Aim of the task:
From the entries below, count the lines with "this". Write only the count.

— Start —

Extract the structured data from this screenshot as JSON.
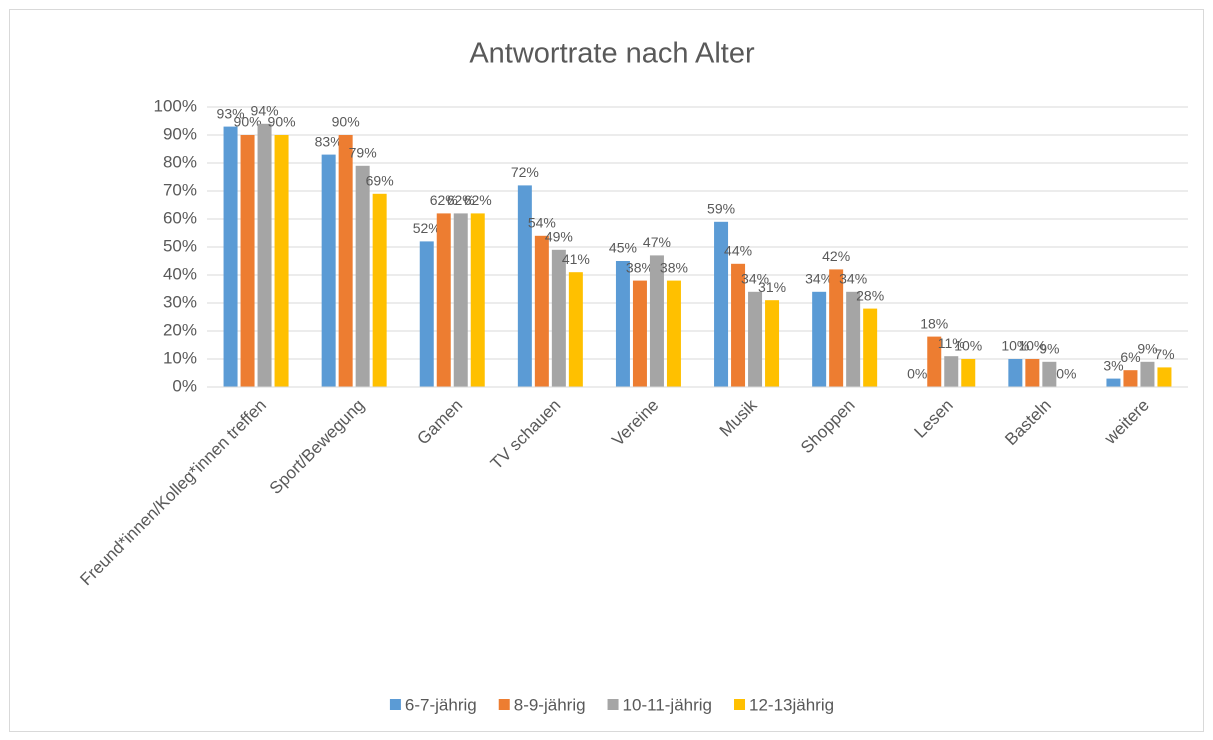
{
  "chart_data": {
    "type": "bar",
    "title": "Antwortrate nach Alter",
    "categories": [
      "Freund*innen/Kolleg*innen treffen",
      "Sport/Bewegung",
      "Gamen",
      "TV schauen",
      "Vereine",
      "Musik",
      "Shoppen",
      "Lesen",
      "Basteln",
      "weitere"
    ],
    "series": [
      {
        "name": "6-7-jährig",
        "color": "#5b9bd5",
        "values": [
          93,
          83,
          52,
          72,
          45,
          59,
          34,
          0,
          10,
          3
        ],
        "value_labels": [
          "93%",
          "83%",
          "52%",
          "72%",
          "45%",
          "59%",
          "34%",
          "0%",
          "10%",
          "3%"
        ]
      },
      {
        "name": "8-9-jährig",
        "color": "#ed7d31",
        "values": [
          90,
          90,
          62,
          54,
          38,
          44,
          42,
          18,
          10,
          6
        ],
        "value_labels": [
          "90%",
          "90%",
          "62%",
          "54%",
          "38%",
          "44%",
          "42%",
          "18%",
          "10%",
          "6%"
        ]
      },
      {
        "name": "10-11-jährig",
        "color": "#a5a5a5",
        "values": [
          94,
          79,
          62,
          49,
          47,
          34,
          34,
          11,
          9,
          9
        ],
        "value_labels": [
          "94%",
          "79%",
          "62%",
          "49%",
          "47%",
          "34%",
          "34%",
          "11%",
          "9%",
          "9%"
        ]
      },
      {
        "name": "12-13jährig",
        "color": "#ffc000",
        "values": [
          90,
          69,
          62,
          41,
          38,
          31,
          28,
          10,
          0,
          7
        ],
        "value_labels": [
          "90%",
          "69%",
          "62%",
          "41%",
          "38%",
          "31%",
          "28%",
          "10%",
          "0%",
          "7%"
        ]
      }
    ],
    "ylim": [
      0,
      100
    ],
    "yticks": [
      {
        "value": 0,
        "label": "0%"
      },
      {
        "value": 10,
        "label": "10%"
      },
      {
        "value": 20,
        "label": "20%"
      },
      {
        "value": 30,
        "label": "30%"
      },
      {
        "value": 40,
        "label": "40%"
      },
      {
        "value": 50,
        "label": "50%"
      },
      {
        "value": 60,
        "label": "60%"
      },
      {
        "value": 70,
        "label": "70%"
      },
      {
        "value": 80,
        "label": "80%"
      },
      {
        "value": 90,
        "label": "90%"
      },
      {
        "value": 100,
        "label": "100%"
      }
    ],
    "grid": true,
    "legend": "bottom"
  }
}
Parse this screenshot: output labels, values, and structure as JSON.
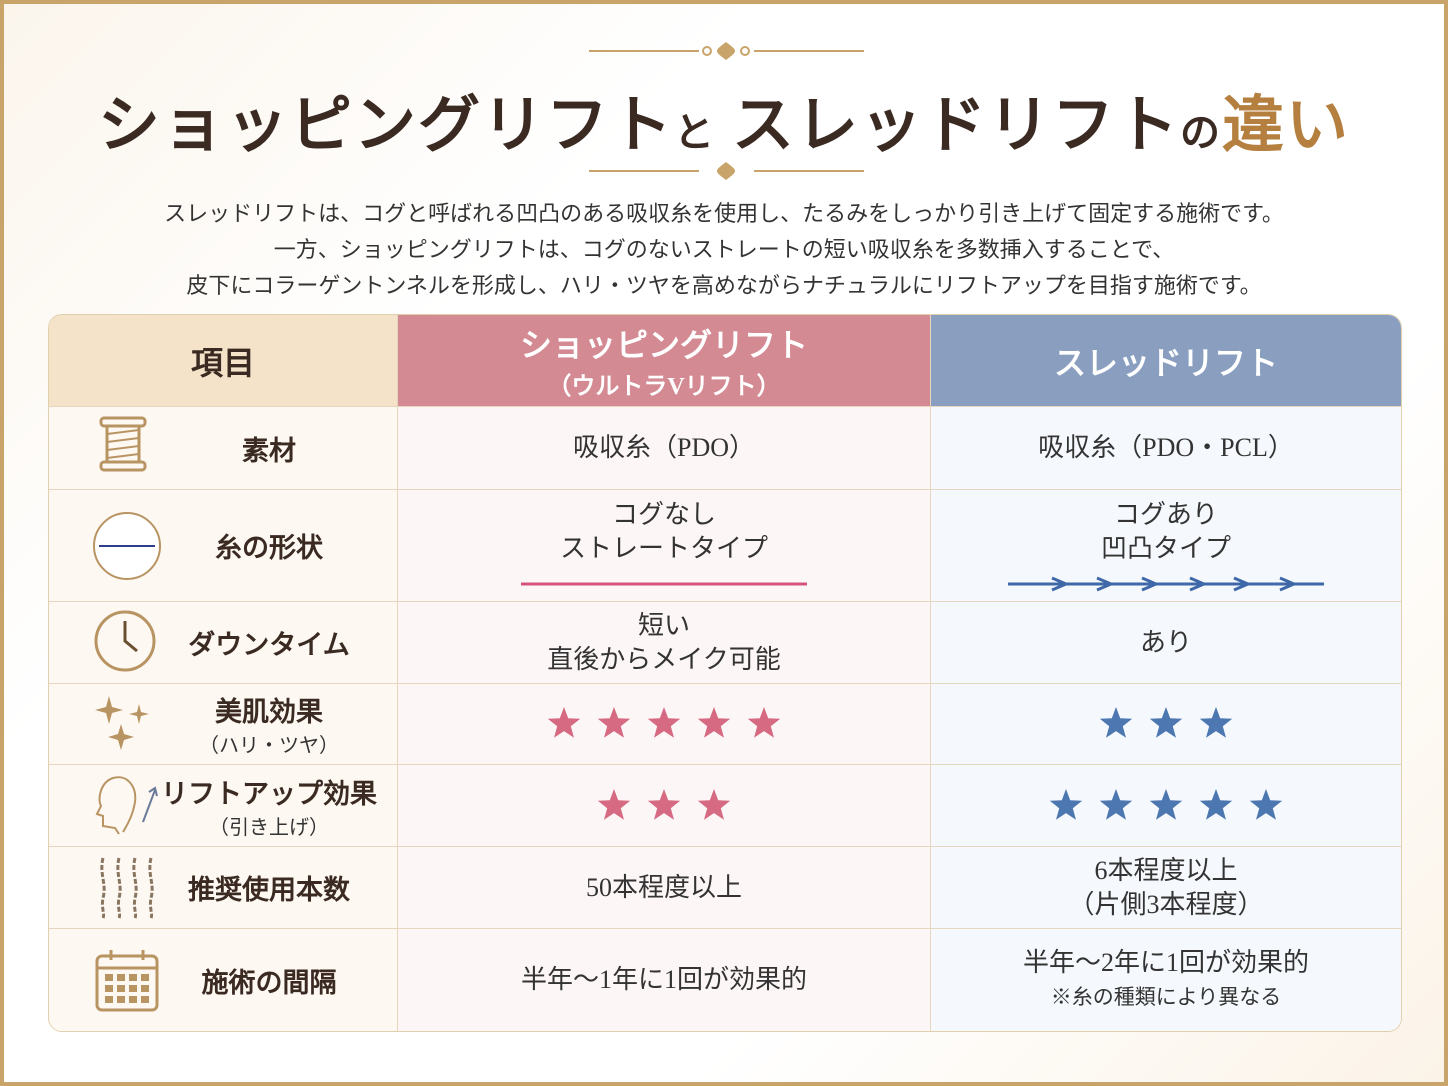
{
  "header": {
    "title": [
      "ショッピングリフト",
      "と",
      "スレッドリフト",
      "の",
      "違い"
    ],
    "intro": [
      "スレッドリフトは、コグと呼ばれる凹凸のある吸収糸を使用し、たるみをしっかり引き上げて固定する施術です。",
      "一方、ショッピングリフトは、コグのないストレートの短い吸収糸を多数挿入することで、",
      "皮下にコラーゲントンネルを形成し、ハリ・ツヤを高めながらナチュラルにリフトアップを目指す施術です。"
    ]
  },
  "table": {
    "columns": {
      "item": "項目",
      "shopping": [
        "ショッピングリフト",
        "（ウルトラVリフト）"
      ],
      "thread": "スレッドリフト"
    },
    "rows": [
      {
        "label": [
          "素材"
        ],
        "shopping": [
          "吸収糸（PDO）"
        ],
        "thread": [
          "吸収糸（PDO・PCL）"
        ]
      },
      {
        "label": [
          "糸の形状"
        ],
        "shopping": [
          "コグなし",
          "ストレートタイプ"
        ],
        "thread": [
          "コグあり",
          "凹凸タイプ"
        ]
      },
      {
        "label": [
          "ダウンタイム"
        ],
        "shopping": [
          "短い",
          "直後からメイク可能"
        ],
        "thread": [
          "あり"
        ]
      },
      {
        "label": [
          "美肌効果",
          "（ハリ・ツヤ）"
        ],
        "shopping_stars": 5,
        "thread_stars": 3
      },
      {
        "label": [
          "リフトアップ効果",
          "（引き上げ）"
        ],
        "shopping_stars": 3,
        "thread_stars": 5
      },
      {
        "label": [
          "推奨使用本数"
        ],
        "shopping": [
          "50本程度以上"
        ],
        "thread": [
          "6本程度以上",
          "（片側3本程度）"
        ]
      },
      {
        "label": [
          "施術の間隔"
        ],
        "shopping": [
          "半年～1年に1回が効果的"
        ],
        "thread": [
          "半年～2年に1回が効果的",
          "※糸の種類により異なる"
        ]
      }
    ]
  }
}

— End —

Answer to the exercise:
2